### [PROBLEM]
Give the count of lines in the data that include "analysis", with no other words.

### [RECORDS TO PROCESS]

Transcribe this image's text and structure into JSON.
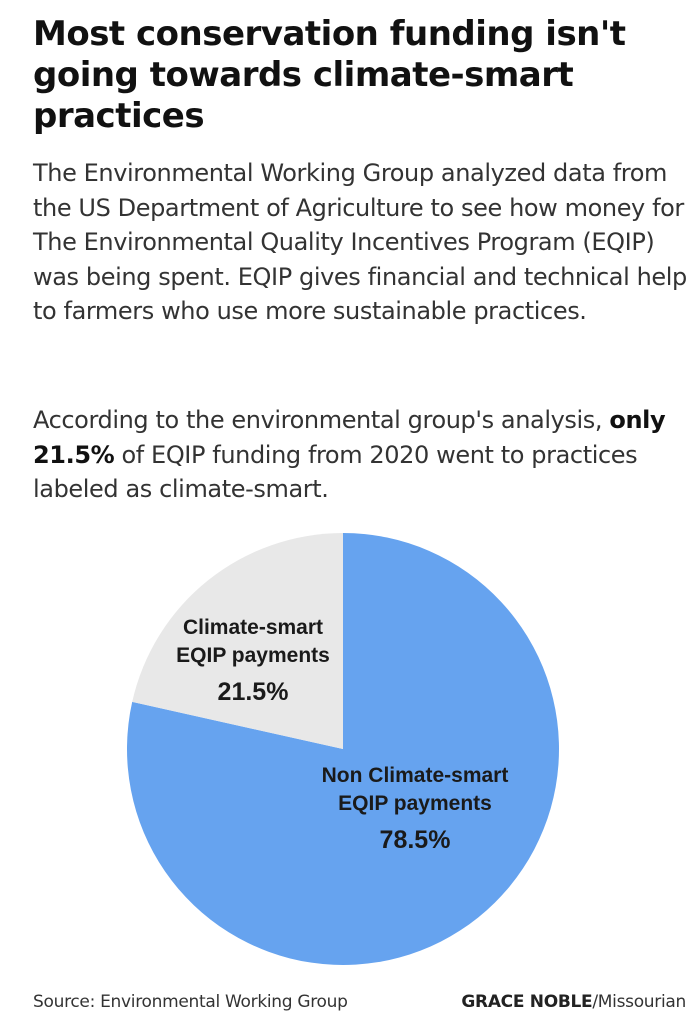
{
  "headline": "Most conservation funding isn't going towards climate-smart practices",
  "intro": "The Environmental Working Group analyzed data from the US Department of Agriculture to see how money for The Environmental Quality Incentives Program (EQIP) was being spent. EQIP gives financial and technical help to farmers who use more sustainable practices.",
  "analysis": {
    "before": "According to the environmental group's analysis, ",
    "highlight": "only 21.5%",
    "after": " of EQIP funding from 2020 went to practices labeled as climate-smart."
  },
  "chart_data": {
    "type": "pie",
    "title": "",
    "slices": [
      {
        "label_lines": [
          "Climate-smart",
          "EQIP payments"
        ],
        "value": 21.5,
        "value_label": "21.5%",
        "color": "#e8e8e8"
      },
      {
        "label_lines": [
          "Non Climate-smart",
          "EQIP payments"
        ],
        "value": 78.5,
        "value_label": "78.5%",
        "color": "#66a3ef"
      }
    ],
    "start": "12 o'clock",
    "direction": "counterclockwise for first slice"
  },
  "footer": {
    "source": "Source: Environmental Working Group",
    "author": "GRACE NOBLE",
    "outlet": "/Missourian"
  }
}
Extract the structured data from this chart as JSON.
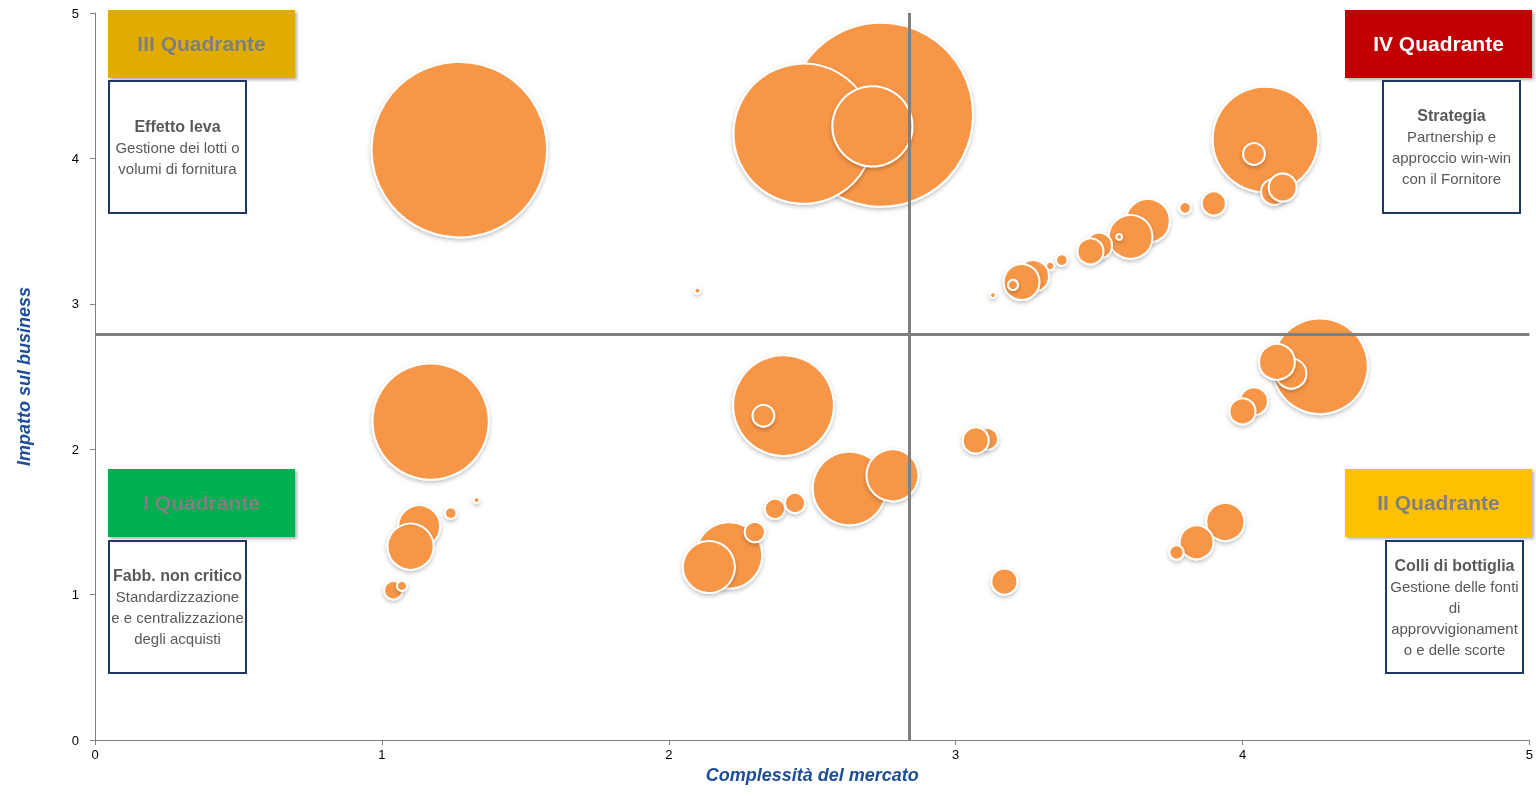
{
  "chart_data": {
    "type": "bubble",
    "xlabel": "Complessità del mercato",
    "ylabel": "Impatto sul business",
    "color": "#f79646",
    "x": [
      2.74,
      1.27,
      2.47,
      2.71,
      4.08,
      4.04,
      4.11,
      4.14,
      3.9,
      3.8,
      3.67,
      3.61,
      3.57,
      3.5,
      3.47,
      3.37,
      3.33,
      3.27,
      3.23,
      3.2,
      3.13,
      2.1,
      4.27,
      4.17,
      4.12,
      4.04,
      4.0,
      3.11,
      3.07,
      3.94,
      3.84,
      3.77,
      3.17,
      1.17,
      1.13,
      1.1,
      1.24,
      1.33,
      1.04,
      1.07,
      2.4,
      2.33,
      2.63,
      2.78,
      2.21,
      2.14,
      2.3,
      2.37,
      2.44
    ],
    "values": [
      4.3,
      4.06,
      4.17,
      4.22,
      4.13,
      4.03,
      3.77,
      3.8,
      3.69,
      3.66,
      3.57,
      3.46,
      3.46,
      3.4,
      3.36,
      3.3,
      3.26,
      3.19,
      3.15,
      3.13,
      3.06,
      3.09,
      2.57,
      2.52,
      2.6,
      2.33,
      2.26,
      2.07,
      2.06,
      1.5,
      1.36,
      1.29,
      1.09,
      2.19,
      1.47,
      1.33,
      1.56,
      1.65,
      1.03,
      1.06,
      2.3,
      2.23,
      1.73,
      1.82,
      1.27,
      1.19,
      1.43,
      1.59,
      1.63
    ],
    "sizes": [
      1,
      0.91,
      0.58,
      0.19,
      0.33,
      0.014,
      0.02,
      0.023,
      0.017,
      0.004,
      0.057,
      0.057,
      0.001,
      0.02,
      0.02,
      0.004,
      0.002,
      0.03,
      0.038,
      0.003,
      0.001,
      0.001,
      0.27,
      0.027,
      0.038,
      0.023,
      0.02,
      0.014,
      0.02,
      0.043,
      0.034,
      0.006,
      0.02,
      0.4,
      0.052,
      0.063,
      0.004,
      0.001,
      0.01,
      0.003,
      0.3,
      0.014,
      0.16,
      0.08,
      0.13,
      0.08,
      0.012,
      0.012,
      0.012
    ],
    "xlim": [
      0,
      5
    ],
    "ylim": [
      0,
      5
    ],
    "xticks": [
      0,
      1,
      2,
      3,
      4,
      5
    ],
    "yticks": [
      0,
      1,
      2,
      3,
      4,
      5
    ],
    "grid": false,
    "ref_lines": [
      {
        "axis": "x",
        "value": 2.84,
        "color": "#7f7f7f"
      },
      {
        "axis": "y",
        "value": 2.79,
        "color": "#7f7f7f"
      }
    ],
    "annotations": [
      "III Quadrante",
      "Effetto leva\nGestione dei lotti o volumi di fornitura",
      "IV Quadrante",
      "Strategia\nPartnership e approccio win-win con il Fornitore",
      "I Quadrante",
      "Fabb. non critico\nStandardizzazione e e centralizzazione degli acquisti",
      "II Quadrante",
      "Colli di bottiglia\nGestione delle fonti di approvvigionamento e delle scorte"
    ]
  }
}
==
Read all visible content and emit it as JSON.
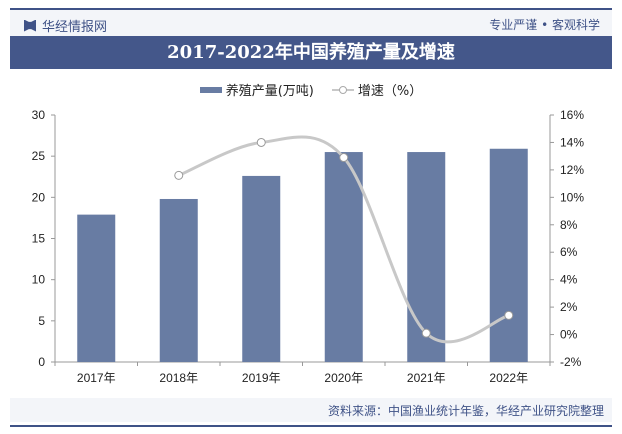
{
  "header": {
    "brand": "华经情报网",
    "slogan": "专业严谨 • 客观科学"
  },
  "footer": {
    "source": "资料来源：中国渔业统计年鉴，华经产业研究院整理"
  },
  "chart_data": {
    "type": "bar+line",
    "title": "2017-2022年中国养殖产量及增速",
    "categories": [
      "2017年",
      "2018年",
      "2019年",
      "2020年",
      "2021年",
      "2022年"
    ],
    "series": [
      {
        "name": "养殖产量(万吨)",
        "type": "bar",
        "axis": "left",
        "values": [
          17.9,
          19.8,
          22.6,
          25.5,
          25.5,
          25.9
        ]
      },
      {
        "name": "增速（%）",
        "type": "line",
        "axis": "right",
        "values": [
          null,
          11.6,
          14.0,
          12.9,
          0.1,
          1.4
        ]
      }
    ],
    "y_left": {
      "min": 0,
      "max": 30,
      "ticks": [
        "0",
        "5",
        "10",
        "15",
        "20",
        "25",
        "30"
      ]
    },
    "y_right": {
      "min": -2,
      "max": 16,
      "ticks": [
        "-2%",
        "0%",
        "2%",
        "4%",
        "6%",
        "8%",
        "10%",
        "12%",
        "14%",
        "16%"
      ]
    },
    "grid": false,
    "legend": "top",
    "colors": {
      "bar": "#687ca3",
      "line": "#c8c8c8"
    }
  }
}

### [SOLVED PROBLEM]
2